Collected data

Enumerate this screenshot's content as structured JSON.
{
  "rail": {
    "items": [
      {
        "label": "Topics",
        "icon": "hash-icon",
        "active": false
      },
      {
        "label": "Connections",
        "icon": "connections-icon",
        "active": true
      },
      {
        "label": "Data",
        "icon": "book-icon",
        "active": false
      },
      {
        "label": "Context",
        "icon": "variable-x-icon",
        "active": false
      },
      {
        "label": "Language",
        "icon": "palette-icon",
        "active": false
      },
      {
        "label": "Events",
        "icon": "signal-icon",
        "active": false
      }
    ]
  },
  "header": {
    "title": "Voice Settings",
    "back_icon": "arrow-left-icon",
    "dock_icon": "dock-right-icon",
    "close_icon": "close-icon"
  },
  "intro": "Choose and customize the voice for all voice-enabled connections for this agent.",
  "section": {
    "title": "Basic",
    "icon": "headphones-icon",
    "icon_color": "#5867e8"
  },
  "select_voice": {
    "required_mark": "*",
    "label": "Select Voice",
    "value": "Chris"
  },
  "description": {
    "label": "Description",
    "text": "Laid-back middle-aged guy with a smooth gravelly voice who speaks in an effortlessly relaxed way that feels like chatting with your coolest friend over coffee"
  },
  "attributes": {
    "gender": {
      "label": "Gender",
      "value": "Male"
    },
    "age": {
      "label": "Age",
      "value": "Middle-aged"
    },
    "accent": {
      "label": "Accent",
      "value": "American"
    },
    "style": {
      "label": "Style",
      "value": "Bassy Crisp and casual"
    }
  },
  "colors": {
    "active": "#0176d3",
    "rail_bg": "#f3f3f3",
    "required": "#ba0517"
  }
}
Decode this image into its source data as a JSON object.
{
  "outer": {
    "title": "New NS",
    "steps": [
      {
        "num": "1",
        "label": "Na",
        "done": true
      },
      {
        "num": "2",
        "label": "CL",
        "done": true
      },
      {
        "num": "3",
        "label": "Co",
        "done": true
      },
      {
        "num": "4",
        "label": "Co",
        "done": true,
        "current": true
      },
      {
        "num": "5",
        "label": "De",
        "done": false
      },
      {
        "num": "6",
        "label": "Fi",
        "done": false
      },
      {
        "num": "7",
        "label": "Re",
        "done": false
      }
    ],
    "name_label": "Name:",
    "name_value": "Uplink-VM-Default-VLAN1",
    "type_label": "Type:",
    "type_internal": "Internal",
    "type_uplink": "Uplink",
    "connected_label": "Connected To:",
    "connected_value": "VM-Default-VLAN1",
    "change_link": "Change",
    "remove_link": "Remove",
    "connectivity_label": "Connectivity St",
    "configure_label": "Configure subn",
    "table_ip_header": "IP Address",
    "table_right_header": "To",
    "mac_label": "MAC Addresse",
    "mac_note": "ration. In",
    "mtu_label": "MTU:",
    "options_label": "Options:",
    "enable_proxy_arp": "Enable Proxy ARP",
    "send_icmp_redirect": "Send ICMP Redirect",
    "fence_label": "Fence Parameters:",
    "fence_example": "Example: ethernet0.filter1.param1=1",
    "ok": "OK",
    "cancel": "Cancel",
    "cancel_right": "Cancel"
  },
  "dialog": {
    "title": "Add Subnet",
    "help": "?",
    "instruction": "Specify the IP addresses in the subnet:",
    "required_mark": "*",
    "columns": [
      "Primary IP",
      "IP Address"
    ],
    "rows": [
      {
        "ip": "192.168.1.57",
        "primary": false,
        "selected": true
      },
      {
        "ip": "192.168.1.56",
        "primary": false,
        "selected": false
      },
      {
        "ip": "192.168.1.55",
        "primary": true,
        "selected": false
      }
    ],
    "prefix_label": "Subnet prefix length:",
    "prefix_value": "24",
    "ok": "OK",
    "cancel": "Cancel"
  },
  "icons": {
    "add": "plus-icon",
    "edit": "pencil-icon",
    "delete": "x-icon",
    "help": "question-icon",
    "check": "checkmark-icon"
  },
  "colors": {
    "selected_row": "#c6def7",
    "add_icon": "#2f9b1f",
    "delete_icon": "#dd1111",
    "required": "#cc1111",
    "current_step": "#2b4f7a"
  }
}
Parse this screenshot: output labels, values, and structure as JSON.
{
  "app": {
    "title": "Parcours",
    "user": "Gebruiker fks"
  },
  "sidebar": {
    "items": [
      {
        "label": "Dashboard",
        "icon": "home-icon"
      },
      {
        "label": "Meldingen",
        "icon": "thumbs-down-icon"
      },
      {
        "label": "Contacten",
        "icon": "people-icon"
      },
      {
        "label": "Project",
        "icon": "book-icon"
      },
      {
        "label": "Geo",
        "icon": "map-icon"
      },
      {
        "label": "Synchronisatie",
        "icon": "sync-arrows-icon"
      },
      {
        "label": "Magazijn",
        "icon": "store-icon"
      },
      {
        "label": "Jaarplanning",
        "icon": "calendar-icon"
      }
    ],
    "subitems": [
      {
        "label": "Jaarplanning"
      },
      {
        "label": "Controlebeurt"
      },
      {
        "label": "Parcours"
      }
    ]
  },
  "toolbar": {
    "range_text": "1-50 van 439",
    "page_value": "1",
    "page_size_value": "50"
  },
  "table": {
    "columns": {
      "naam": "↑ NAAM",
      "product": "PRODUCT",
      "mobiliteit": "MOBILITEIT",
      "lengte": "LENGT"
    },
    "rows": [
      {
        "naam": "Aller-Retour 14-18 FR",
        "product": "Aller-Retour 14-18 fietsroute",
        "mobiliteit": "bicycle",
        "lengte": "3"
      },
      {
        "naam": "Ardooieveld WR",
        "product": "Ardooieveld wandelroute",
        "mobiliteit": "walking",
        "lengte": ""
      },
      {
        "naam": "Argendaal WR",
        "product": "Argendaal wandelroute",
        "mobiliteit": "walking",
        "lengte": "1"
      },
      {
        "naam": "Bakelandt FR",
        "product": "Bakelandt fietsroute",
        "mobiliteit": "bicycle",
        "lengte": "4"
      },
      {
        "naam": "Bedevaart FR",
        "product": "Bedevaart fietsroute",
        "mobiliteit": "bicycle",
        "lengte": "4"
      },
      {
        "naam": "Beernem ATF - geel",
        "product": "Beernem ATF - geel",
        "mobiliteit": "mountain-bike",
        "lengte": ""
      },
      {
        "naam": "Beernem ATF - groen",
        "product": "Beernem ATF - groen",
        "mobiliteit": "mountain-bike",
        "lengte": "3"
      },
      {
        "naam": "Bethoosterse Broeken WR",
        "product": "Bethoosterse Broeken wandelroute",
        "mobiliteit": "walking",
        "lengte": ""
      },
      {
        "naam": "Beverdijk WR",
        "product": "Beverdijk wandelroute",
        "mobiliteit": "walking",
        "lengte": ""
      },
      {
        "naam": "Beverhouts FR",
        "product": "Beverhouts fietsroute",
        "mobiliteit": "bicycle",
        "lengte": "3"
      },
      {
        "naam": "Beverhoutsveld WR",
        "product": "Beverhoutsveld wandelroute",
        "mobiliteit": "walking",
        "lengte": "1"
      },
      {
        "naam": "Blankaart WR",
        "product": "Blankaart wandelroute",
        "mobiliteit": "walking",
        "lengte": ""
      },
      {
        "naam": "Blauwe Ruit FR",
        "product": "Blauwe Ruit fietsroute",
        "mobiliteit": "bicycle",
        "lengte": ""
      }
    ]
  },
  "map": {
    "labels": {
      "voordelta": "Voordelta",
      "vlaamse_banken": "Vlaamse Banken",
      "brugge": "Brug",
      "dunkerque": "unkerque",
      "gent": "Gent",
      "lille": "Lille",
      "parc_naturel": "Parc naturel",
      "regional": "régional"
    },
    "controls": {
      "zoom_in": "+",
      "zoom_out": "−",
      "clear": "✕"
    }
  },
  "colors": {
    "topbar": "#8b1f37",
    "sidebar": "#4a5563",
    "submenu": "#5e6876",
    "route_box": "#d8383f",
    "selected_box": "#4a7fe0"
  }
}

▶ [Given request] Repeat the listing above without any change.

▶ [Full response]
Enumerate this screenshot's content as structured JSON.
{
  "rail": {
    "items": [
      {
        "label": "Topics",
        "icon": "hash-icon",
        "active": false
      },
      {
        "label": "Connections",
        "icon": "connections-icon",
        "active": true
      },
      {
        "label": "Data",
        "icon": "book-icon",
        "active": false
      },
      {
        "label": "Context",
        "icon": "variable-x-icon",
        "active": false
      },
      {
        "label": "Language",
        "icon": "palette-icon",
        "active": false
      },
      {
        "label": "Events",
        "icon": "signal-icon",
        "active": false
      }
    ]
  },
  "header": {
    "title": "Voice Settings",
    "back_icon": "arrow-left-icon",
    "dock_icon": "dock-right-icon",
    "close_icon": "close-icon"
  },
  "intro": "Choose and customize the voice for all voice-enabled connections for this agent.",
  "section": {
    "title": "Basic",
    "icon": "headphones-icon",
    "icon_color": "#5867e8"
  },
  "select_voice": {
    "required_mark": "*",
    "label": "Select Voice",
    "value": "Chris"
  },
  "description": {
    "label": "Description",
    "text": "Laid-back middle-aged guy with a smooth gravelly voice who speaks in an effortlessly relaxed way that feels like chatting with your coolest friend over coffee"
  },
  "attributes": {
    "gender": {
      "label": "Gender",
      "value": "Male"
    },
    "age": {
      "label": "Age",
      "value": "Middle-aged"
    },
    "accent": {
      "label": "Accent",
      "value": "American"
    },
    "style": {
      "label": "Style",
      "value": "Bassy Crisp and casual"
    }
  },
  "colors": {
    "active": "#0176d3",
    "rail_bg": "#f3f3f3",
    "required": "#ba0517"
  }
}
Decode this image into its source data as a JSON object.
{
  "outer": {
    "title": "New NS",
    "steps": [
      {
        "num": "1",
        "label": "Na",
        "done": true
      },
      {
        "num": "2",
        "label": "CL",
        "done": true
      },
      {
        "num": "3",
        "label": "Co",
        "done": true
      },
      {
        "num": "4",
        "label": "Co",
        "done": true,
        "current": true
      },
      {
        "num": "5",
        "label": "De",
        "done": false
      },
      {
        "num": "6",
        "label": "Fi",
        "done": false
      },
      {
        "num": "7",
        "label": "Re",
        "done": false
      }
    ],
    "name_label": "Name:",
    "name_value": "Uplink-VM-Default-VLAN1",
    "type_label": "Type:",
    "type_internal": "Internal",
    "type_uplink": "Uplink",
    "connected_label": "Connected To:",
    "connected_value": "VM-Default-VLAN1",
    "change_link": "Change",
    "remove_link": "Remove",
    "connectivity_label": "Connectivity St",
    "configure_label": "Configure subn",
    "table_ip_header": "IP Address",
    "table_right_header": "To",
    "mac_label": "MAC Addresse",
    "mac_note": "ration. In",
    "mtu_label": "MTU:",
    "options_label": "Options:",
    "enable_proxy_arp": "Enable Proxy ARP",
    "send_icmp_redirect": "Send ICMP Redirect",
    "fence_label": "Fence Parameters:",
    "fence_example": "Example: ethernet0.filter1.param1=1",
    "ok": "OK",
    "cancel": "Cancel",
    "cancel_right": "Cancel"
  },
  "dialog": {
    "title": "Add Subnet",
    "help": "?",
    "instruction": "Specify the IP addresses in the subnet:",
    "required_mark": "*",
    "columns": [
      "Primary IP",
      "IP Address"
    ],
    "rows": [
      {
        "ip": "192.168.1.57",
        "primary": false,
        "selected": true
      },
      {
        "ip": "192.168.1.56",
        "primary": false,
        "selected": false
      },
      {
        "ip": "192.168.1.55",
        "primary": true,
        "selected": false
      }
    ],
    "prefix_label": "Subnet prefix length:",
    "prefix_value": "24",
    "ok": "OK",
    "cancel": "Cancel"
  },
  "icons": {
    "add": "plus-icon",
    "edit": "pencil-icon",
    "delete": "x-icon",
    "help": "question-icon",
    "check": "checkmark-icon"
  },
  "colors": {
    "selected_row": "#c6def7",
    "add_icon": "#2f9b1f",
    "delete_icon": "#dd1111",
    "required": "#cc1111",
    "current_step": "#2b4f7a"
  }
}
Parse this screenshot: output labels, values, and structure as JSON.
{
  "app": {
    "title": "Parcours",
    "user": "Gebruiker fks"
  },
  "sidebar": {
    "items": [
      {
        "label": "Dashboard",
        "icon": "home-icon"
      },
      {
        "label": "Meldingen",
        "icon": "thumbs-down-icon"
      },
      {
        "label": "Contacten",
        "icon": "people-icon"
      },
      {
        "label": "Project",
        "icon": "book-icon"
      },
      {
        "label": "Geo",
        "icon": "map-icon"
      },
      {
        "label": "Synchronisatie",
        "icon": "sync-arrows-icon"
      },
      {
        "label": "Magazijn",
        "icon": "store-icon"
      },
      {
        "label": "Jaarplanning",
        "icon": "calendar-icon"
      }
    ],
    "subitems": [
      {
        "label": "Jaarplanning"
      },
      {
        "label": "Controlebeurt"
      },
      {
        "label": "Parcours"
      }
    ]
  },
  "toolbar": {
    "range_text": "1-50 van 439",
    "page_value": "1",
    "page_size_value": "50"
  },
  "table": {
    "columns": {
      "naam": "↑ NAAM",
      "product": "PRODUCT",
      "mobiliteit": "MOBILITEIT",
      "lengte": "LENGT"
    },
    "rows": [
      {
        "naam": "Aller-Retour 14-18 FR",
        "product": "Aller-Retour 14-18 fietsroute",
        "mobiliteit": "bicycle",
        "lengte": "3"
      },
      {
        "naam": "Ardooieveld WR",
        "product": "Ardooieveld wandelroute",
        "mobiliteit": "walking",
        "lengte": ""
      },
      {
        "naam": "Argendaal WR",
        "product": "Argendaal wandelroute",
        "mobiliteit": "walking",
        "lengte": "1"
      },
      {
        "naam": "Bakelandt FR",
        "product": "Bakelandt fietsroute",
        "mobiliteit": "bicycle",
        "lengte": "4"
      },
      {
        "naam": "Bedevaart FR",
        "product": "Bedevaart fietsroute",
        "mobiliteit": "bicycle",
        "lengte": "4"
      },
      {
        "naam": "Beernem ATF - geel",
        "product": "Beernem ATF - geel",
        "mobiliteit": "mountain-bike",
        "lengte": ""
      },
      {
        "naam": "Beernem ATF - groen",
        "product": "Beernem ATF - groen",
        "mobiliteit": "mountain-bike",
        "lengte": "3"
      },
      {
        "naam": "Bethoosterse Broeken WR",
        "product": "Bethoosterse Broeken wandelroute",
        "mobiliteit": "walking",
        "lengte": ""
      },
      {
        "naam": "Beverdijk WR",
        "product": "Beverdijk wandelroute",
        "mobiliteit": "walking",
        "lengte": ""
      },
      {
        "naam": "Beverhouts FR",
        "product": "Beverhouts fietsroute",
        "mobiliteit": "bicycle",
        "lengte": "3"
      },
      {
        "naam": "Beverhoutsveld WR",
        "product": "Beverhoutsveld wandelroute",
        "mobiliteit": "walking",
        "lengte": "1"
      },
      {
        "naam": "Blankaart WR",
        "product": "Blankaart wandelroute",
        "mobiliteit": "walking",
        "lengte": ""
      },
      {
        "naam": "Blauwe Ruit FR",
        "product": "Blauwe Ruit fietsroute",
        "mobiliteit": "bicycle",
        "lengte": ""
      }
    ]
  },
  "map": {
    "labels": {
      "voordelta": "Voordelta",
      "vlaamse_banken": "Vlaamse Banken",
      "brugge": "Brug",
      "dunkerque": "unkerque",
      "gent": "Gent",
      "lille": "Lille",
      "parc_naturel": "Parc naturel",
      "regional": "régional"
    },
    "controls": {
      "zoom_in": "+",
      "zoom_out": "−",
      "clear": "✕"
    }
  },
  "colors": {
    "topbar": "#8b1f37",
    "sidebar": "#4a5563",
    "submenu": "#5e6876",
    "route_box": "#d8383f",
    "selected_box": "#4a7fe0"
  }
}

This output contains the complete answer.